STATED TASK — Quote the full listing word for word.

RECORDS FOR THIS TASK —
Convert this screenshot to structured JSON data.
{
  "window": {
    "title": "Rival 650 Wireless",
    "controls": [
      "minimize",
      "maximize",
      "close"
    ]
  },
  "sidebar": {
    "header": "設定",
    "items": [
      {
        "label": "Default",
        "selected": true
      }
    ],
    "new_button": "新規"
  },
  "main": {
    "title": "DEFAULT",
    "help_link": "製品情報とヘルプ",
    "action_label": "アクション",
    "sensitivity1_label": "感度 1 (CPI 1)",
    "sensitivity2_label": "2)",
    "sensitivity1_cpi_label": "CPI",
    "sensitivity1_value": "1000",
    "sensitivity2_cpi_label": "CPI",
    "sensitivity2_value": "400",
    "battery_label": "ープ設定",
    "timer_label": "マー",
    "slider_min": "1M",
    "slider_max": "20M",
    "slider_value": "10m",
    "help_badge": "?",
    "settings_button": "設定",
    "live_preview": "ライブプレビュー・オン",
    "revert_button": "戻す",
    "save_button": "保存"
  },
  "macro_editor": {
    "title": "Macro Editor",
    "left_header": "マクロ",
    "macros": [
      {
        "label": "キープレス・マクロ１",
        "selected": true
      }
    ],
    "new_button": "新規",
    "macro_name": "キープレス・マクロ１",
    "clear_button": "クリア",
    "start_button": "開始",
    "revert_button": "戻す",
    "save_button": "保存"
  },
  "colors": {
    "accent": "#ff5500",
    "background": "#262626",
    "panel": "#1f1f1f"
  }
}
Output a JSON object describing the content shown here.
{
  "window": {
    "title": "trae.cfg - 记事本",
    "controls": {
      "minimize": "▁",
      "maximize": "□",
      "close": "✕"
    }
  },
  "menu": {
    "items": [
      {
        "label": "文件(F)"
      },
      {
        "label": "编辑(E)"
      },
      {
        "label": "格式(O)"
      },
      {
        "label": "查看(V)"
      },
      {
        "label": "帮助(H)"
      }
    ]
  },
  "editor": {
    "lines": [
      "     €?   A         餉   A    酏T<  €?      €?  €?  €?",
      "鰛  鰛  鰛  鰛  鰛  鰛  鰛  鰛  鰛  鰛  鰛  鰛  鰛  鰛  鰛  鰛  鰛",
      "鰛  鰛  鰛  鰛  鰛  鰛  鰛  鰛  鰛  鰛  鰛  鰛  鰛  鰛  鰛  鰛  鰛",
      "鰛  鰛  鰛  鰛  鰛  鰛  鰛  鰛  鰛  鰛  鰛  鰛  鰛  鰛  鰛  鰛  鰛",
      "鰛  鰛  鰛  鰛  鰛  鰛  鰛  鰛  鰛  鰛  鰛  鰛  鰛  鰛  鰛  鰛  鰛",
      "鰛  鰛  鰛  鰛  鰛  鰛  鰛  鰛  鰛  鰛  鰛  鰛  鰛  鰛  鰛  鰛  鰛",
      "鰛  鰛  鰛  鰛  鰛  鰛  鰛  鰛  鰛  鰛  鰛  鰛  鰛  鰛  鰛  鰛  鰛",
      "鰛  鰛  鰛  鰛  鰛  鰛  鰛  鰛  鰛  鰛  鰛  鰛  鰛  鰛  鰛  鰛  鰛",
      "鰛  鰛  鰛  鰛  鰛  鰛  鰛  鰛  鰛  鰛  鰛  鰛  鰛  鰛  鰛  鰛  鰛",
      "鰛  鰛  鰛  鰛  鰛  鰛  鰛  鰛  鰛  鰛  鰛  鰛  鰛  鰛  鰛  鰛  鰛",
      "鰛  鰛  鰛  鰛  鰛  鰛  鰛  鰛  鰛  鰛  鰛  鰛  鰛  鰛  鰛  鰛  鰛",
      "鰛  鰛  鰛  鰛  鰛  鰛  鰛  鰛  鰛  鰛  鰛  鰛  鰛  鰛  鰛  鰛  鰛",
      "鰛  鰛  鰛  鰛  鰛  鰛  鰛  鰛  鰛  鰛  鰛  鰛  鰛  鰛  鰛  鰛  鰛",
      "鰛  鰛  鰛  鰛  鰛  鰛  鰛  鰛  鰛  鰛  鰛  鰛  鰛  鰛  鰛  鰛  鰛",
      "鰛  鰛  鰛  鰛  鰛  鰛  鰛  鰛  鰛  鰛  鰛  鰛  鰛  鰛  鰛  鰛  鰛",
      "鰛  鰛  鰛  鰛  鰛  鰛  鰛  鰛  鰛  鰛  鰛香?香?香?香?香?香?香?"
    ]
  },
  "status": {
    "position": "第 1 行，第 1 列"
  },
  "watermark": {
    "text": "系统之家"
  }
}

RESPONSE TO THIS EXERCISE —
Convert this screenshot to structured JSON data.
{
  "window": {
    "title": "Rival 650 Wireless",
    "controls": [
      "minimize",
      "maximize",
      "close"
    ]
  },
  "sidebar": {
    "header": "設定",
    "items": [
      {
        "label": "Default",
        "selected": true
      }
    ],
    "new_button": "新規"
  },
  "main": {
    "title": "DEFAULT",
    "help_link": "製品情報とヘルプ",
    "action_label": "アクション",
    "sensitivity1_label": "感度 1 (CPI 1)",
    "sensitivity2_label": "2)",
    "sensitivity1_cpi_label": "CPI",
    "sensitivity1_value": "1000",
    "sensitivity2_cpi_label": "CPI",
    "sensitivity2_value": "400",
    "battery_label": "ープ設定",
    "timer_label": "マー",
    "slider_min": "1M",
    "slider_max": "20M",
    "slider_value": "10m",
    "help_badge": "?",
    "settings_button": "設定",
    "live_preview": "ライブプレビュー・オン",
    "revert_button": "戻す",
    "save_button": "保存"
  },
  "macro_editor": {
    "title": "Macro Editor",
    "left_header": "マクロ",
    "macros": [
      {
        "label": "キープレス・マクロ１",
        "selected": true
      }
    ],
    "new_button": "新規",
    "macro_name": "キープレス・マクロ１",
    "clear_button": "クリア",
    "start_button": "開始",
    "revert_button": "戻す",
    "save_button": "保存"
  },
  "colors": {
    "accent": "#ff5500",
    "background": "#262626",
    "panel": "#1f1f1f"
  }
}
Output a JSON object describing the content shown here.
{
  "window": {
    "title": "trae.cfg - 记事本",
    "controls": {
      "minimize": "▁",
      "maximize": "□",
      "close": "✕"
    }
  },
  "menu": {
    "items": [
      {
        "label": "文件(F)"
      },
      {
        "label": "编辑(E)"
      },
      {
        "label": "格式(O)"
      },
      {
        "label": "查看(V)"
      },
      {
        "label": "帮助(H)"
      }
    ]
  },
  "editor": {
    "lines": [
      "     €?   A         餉   A    酏T<  €?      €?  €?  €?",
      "鰛  鰛  鰛  鰛  鰛  鰛  鰛  鰛  鰛  鰛  鰛  鰛  鰛  鰛  鰛  鰛  鰛",
      "鰛  鰛  鰛  鰛  鰛  鰛  鰛  鰛  鰛  鰛  鰛  鰛  鰛  鰛  鰛  鰛  鰛",
      "鰛  鰛  鰛  鰛  鰛  鰛  鰛  鰛  鰛  鰛  鰛  鰛  鰛  鰛  鰛  鰛  鰛",
      "鰛  鰛  鰛  鰛  鰛  鰛  鰛  鰛  鰛  鰛  鰛  鰛  鰛  鰛  鰛  鰛  鰛",
      "鰛  鰛  鰛  鰛  鰛  鰛  鰛  鰛  鰛  鰛  鰛  鰛  鰛  鰛  鰛  鰛  鰛",
      "鰛  鰛  鰛  鰛  鰛  鰛  鰛  鰛  鰛  鰛  鰛  鰛  鰛  鰛  鰛  鰛  鰛",
      "鰛  鰛  鰛  鰛  鰛  鰛  鰛  鰛  鰛  鰛  鰛  鰛  鰛  鰛  鰛  鰛  鰛",
      "鰛  鰛  鰛  鰛  鰛  鰛  鰛  鰛  鰛  鰛  鰛  鰛  鰛  鰛  鰛  鰛  鰛",
      "鰛  鰛  鰛  鰛  鰛  鰛  鰛  鰛  鰛  鰛  鰛  鰛  鰛  鰛  鰛  鰛  鰛",
      "鰛  鰛  鰛  鰛  鰛  鰛  鰛  鰛  鰛  鰛  鰛  鰛  鰛  鰛  鰛  鰛  鰛",
      "鰛  鰛  鰛  鰛  鰛  鰛  鰛  鰛  鰛  鰛  鰛  鰛  鰛  鰛  鰛  鰛  鰛",
      "鰛  鰛  鰛  鰛  鰛  鰛  鰛  鰛  鰛  鰛  鰛  鰛  鰛  鰛  鰛  鰛  鰛",
      "鰛  鰛  鰛  鰛  鰛  鰛  鰛  鰛  鰛  鰛  鰛  鰛  鰛  鰛  鰛  鰛  鰛",
      "鰛  鰛  鰛  鰛  鰛  鰛  鰛  鰛  鰛  鰛  鰛  鰛  鰛  鰛  鰛  鰛  鰛",
      "鰛  鰛  鰛  鰛  鰛  鰛  鰛  鰛  鰛  鰛  鰛香?香?香?香?香?香?香?"
    ]
  },
  "status": {
    "position": "第 1 行，第 1 列"
  },
  "watermark": {
    "text": "系统之家"
  }
}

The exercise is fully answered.